- [Provided entries]:
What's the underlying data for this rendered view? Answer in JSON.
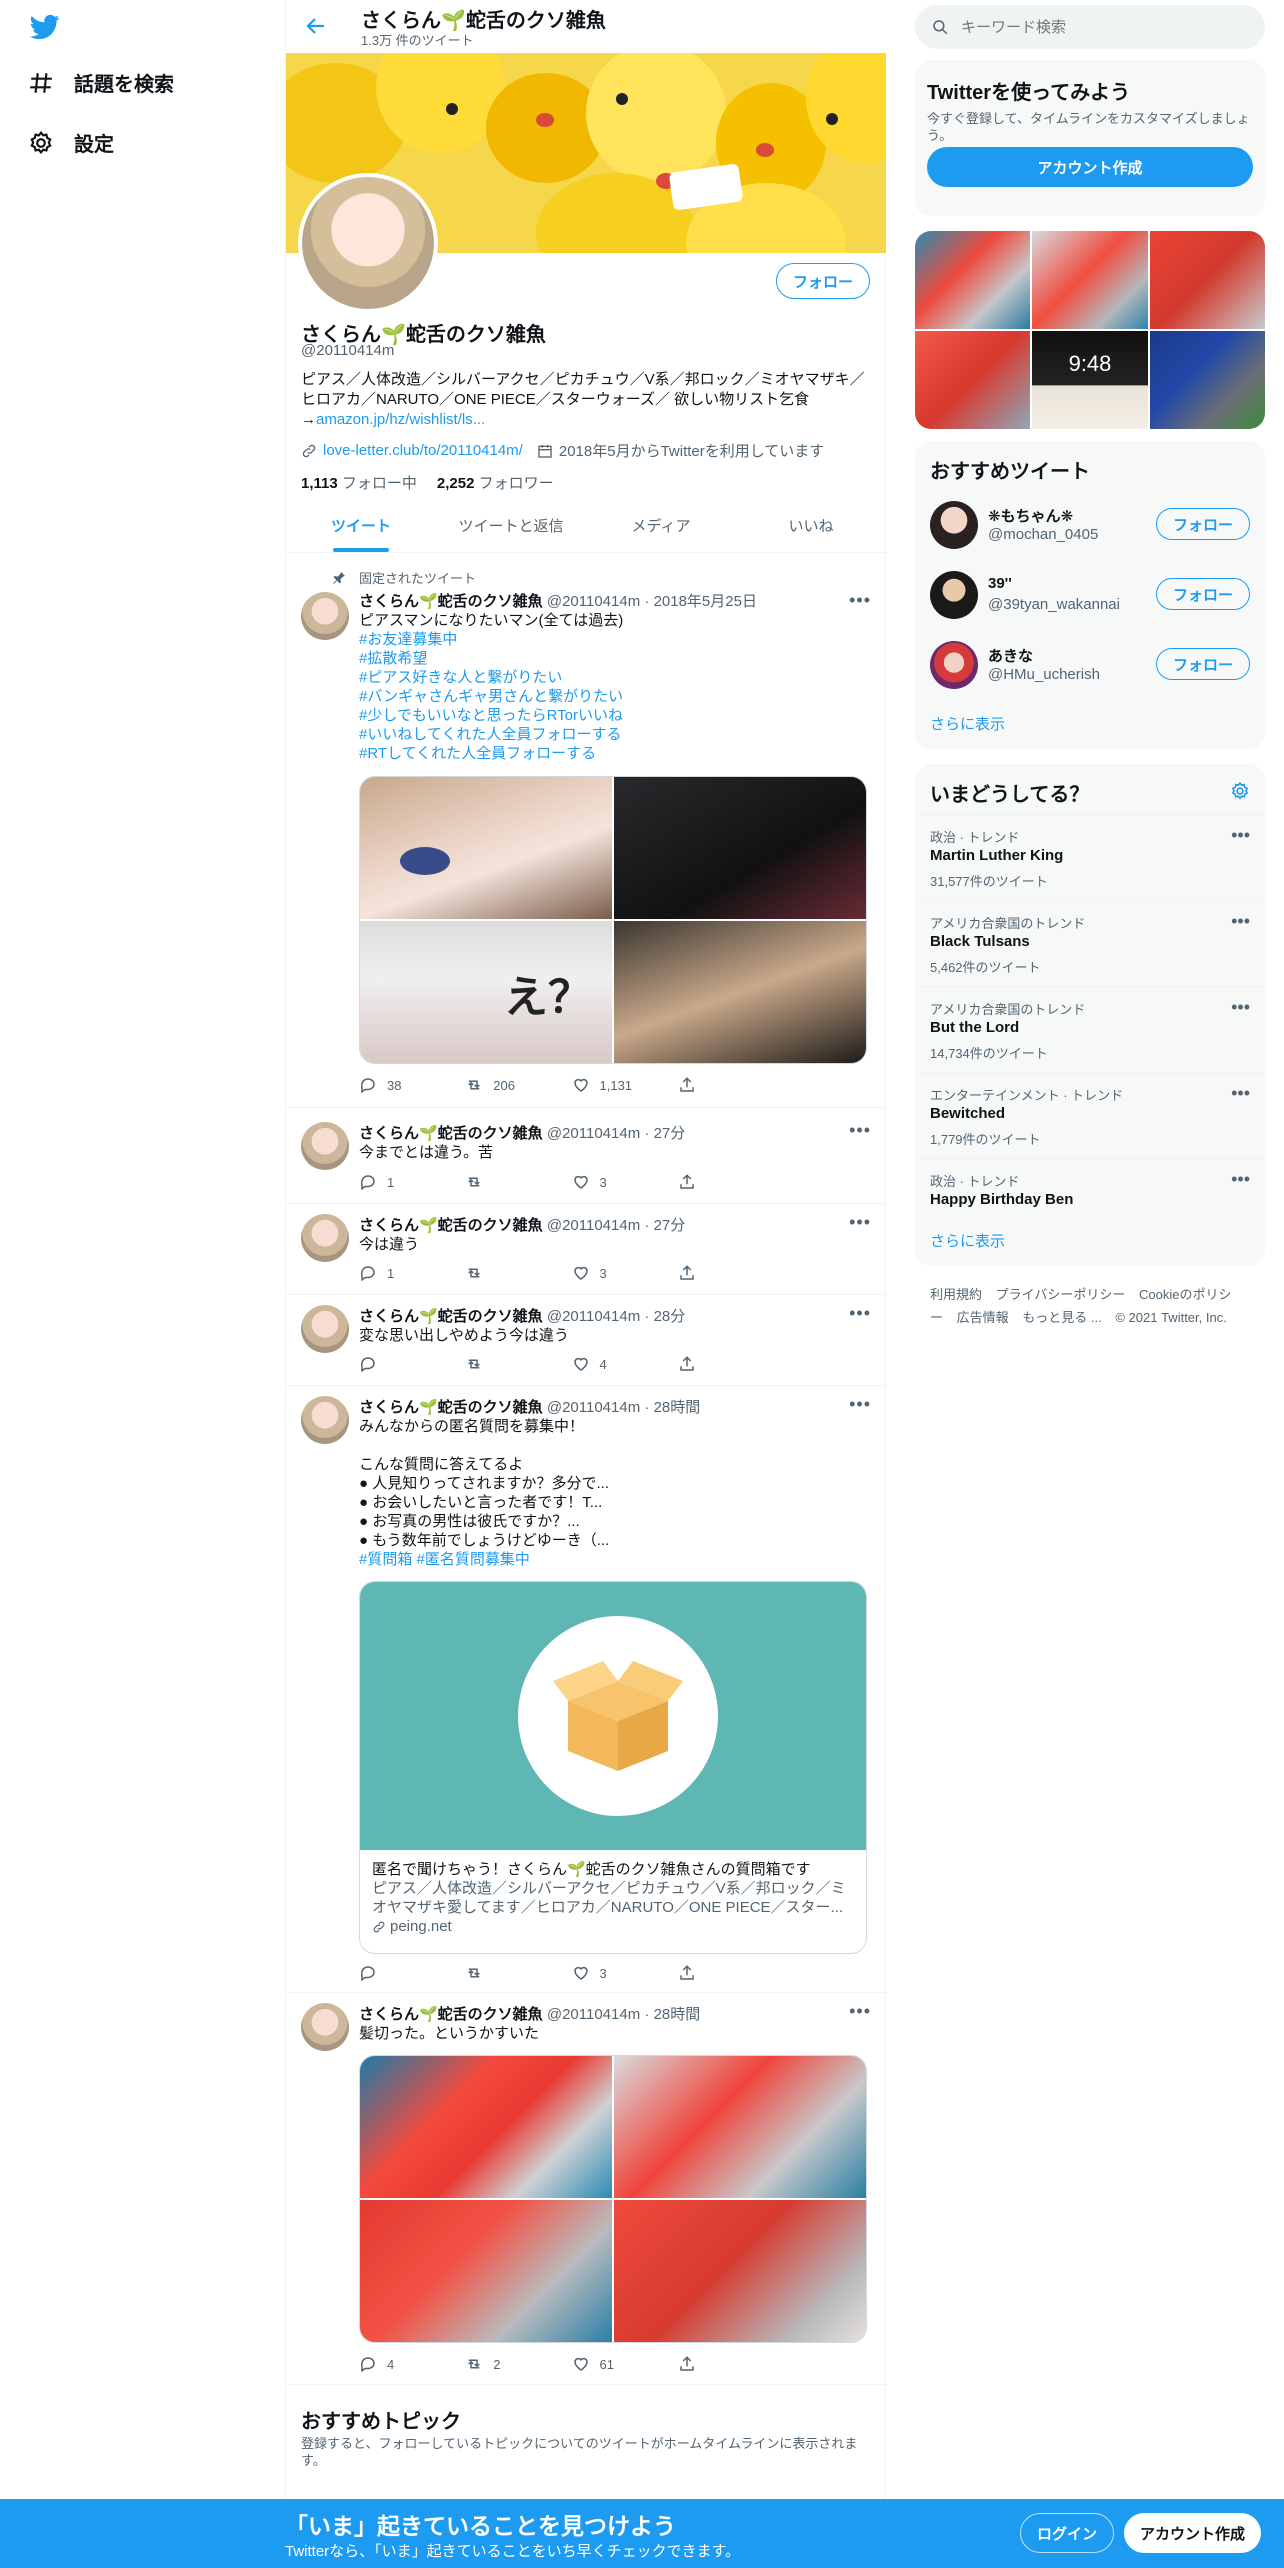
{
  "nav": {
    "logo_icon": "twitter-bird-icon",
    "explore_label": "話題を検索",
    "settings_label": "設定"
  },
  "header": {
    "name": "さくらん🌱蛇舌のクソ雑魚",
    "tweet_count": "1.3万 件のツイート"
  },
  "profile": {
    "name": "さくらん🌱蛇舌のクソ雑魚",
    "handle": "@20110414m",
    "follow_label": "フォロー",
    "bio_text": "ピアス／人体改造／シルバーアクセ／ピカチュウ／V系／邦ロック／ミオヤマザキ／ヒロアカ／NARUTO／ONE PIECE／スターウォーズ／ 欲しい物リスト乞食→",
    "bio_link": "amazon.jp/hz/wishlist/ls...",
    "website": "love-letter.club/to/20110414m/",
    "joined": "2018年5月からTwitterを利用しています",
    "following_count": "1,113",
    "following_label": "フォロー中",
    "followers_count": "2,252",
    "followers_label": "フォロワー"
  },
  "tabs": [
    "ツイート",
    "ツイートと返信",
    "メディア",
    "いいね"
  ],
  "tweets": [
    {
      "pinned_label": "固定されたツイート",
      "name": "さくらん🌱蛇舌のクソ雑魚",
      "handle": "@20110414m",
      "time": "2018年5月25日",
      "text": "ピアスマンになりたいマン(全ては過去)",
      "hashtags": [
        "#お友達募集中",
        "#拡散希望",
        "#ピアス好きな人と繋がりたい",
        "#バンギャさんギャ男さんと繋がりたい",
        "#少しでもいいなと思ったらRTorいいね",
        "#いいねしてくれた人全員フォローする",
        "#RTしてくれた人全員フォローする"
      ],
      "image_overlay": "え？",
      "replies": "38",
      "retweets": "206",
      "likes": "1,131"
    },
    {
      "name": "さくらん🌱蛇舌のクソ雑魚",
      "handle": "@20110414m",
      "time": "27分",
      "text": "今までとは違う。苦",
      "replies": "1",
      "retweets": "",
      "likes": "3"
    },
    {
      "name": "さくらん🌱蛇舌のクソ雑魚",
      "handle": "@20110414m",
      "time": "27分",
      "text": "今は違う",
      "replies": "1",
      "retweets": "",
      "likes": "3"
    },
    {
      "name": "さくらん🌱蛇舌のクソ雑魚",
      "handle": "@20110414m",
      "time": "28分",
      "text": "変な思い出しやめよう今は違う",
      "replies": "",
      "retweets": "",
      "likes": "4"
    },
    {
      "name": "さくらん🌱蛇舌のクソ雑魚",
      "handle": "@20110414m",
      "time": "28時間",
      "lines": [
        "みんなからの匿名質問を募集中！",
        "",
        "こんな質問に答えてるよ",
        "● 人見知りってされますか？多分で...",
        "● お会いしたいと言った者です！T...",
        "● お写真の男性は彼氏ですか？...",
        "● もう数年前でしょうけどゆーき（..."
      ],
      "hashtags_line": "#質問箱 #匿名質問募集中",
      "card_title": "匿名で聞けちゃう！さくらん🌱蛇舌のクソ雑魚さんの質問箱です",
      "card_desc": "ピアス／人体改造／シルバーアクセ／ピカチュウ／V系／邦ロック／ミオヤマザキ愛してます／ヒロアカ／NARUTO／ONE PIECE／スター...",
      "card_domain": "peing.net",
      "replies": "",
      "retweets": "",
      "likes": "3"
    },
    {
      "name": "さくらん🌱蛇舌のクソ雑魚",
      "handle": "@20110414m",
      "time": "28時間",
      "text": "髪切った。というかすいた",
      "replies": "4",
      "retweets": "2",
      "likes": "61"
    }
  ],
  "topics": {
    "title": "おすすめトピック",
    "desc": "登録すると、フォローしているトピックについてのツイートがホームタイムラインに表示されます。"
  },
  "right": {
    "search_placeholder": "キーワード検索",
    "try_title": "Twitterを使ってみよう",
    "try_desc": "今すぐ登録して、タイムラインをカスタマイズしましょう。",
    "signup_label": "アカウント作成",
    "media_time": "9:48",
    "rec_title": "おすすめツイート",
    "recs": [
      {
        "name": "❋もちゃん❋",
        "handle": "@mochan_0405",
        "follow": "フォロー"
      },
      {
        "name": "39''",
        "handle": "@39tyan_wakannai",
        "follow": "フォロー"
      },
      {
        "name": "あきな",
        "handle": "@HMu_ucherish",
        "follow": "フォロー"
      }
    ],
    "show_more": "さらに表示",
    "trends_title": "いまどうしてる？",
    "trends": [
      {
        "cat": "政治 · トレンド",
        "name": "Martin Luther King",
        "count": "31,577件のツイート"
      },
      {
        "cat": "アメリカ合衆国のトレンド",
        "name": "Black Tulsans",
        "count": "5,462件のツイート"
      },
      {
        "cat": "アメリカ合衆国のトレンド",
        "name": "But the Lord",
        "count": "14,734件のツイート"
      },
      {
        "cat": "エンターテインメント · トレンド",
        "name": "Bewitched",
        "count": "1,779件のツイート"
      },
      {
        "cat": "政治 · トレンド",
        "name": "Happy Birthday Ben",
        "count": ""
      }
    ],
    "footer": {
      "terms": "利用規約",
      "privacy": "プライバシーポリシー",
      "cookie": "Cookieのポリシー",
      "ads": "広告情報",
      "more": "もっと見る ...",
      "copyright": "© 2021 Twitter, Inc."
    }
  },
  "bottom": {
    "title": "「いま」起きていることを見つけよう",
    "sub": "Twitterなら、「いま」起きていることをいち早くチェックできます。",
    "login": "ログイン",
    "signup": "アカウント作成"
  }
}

- [Exercise objective]: Pull every line containing "シルバーアクセ" from the data.

- [Answer to this problem]:
    "bio_text": "ピアス／人体改造／シルバーアクセ／ピカチュウ／V系／邦ロック／ミオヤマザキ／ヒロアカ／NARUTO／ONE PIECE／スターウォーズ／ 欲しい物リスト乞食→",
      "card_desc": "ピアス／人体改造／シルバーアクセ／ピカチュウ／V系／邦ロック／ミオヤマザキ愛してます／ヒロアカ／NARUTO／ONE PIECE／スター...",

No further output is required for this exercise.